● Work order
List every line below containing "Dendritic".

[Saved entries]
══════════════════════════════
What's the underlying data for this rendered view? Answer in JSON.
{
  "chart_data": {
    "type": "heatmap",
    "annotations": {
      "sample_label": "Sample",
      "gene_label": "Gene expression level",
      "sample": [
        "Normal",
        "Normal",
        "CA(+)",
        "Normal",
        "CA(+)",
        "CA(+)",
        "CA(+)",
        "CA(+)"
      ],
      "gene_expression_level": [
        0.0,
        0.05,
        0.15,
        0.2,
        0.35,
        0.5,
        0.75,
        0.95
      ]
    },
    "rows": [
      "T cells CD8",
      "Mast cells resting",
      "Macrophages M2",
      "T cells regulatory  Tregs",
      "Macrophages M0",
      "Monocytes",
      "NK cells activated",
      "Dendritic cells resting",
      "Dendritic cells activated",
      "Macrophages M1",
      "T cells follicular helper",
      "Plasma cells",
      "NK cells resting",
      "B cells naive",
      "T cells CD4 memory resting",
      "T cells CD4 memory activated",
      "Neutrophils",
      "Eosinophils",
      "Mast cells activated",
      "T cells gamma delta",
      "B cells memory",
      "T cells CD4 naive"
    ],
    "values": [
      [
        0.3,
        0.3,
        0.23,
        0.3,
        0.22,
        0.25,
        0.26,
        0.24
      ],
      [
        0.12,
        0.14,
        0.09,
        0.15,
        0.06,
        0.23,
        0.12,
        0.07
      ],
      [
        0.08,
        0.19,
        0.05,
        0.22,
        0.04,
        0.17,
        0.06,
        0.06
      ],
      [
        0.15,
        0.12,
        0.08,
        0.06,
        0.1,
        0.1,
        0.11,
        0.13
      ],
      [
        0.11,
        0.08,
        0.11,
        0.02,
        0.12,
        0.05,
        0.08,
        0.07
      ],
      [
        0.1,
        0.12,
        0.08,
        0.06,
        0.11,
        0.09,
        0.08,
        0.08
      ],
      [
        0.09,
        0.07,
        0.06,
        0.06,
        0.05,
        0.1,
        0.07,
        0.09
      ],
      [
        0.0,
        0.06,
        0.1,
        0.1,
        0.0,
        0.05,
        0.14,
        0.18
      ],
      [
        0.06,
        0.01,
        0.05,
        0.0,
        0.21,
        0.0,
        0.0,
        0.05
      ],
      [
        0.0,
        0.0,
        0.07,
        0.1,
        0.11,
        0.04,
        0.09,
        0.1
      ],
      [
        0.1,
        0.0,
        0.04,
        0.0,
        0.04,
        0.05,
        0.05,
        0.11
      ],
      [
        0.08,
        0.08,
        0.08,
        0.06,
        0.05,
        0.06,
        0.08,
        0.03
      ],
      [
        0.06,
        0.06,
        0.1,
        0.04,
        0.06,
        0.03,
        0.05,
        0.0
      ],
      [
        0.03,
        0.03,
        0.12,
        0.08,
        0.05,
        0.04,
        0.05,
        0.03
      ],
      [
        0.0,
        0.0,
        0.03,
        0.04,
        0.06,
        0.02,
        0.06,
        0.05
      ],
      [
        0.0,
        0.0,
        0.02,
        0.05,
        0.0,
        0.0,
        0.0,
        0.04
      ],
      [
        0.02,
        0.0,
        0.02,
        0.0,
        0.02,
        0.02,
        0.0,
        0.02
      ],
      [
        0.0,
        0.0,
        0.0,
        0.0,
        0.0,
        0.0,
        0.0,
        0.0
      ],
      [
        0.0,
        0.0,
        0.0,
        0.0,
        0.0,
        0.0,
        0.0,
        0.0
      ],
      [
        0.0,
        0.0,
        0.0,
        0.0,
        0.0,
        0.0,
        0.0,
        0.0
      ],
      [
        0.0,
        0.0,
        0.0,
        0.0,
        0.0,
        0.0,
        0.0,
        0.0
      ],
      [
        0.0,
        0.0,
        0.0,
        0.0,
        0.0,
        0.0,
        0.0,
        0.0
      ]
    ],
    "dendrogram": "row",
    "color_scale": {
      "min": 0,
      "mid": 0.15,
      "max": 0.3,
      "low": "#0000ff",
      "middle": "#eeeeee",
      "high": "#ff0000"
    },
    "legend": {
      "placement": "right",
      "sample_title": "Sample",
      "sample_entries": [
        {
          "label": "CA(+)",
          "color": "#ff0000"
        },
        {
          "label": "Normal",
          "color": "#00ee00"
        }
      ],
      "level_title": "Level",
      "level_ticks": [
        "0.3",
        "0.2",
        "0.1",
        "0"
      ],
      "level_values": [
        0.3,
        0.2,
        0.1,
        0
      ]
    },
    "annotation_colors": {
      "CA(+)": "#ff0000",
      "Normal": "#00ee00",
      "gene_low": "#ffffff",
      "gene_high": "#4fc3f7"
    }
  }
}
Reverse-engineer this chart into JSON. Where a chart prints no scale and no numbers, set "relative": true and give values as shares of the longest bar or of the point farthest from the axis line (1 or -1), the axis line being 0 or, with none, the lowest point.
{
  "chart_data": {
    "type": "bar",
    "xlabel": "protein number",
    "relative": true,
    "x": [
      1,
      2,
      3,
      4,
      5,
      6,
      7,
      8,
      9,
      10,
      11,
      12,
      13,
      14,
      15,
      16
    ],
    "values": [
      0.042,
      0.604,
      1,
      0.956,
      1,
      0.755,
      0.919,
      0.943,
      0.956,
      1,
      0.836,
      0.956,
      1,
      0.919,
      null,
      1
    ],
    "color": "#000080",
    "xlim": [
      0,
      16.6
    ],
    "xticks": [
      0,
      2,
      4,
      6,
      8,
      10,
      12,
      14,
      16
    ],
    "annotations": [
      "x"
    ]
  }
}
══════════════════════════════
● Expected answer
      "Dendritic cells resting",
      "Dendritic cells activated",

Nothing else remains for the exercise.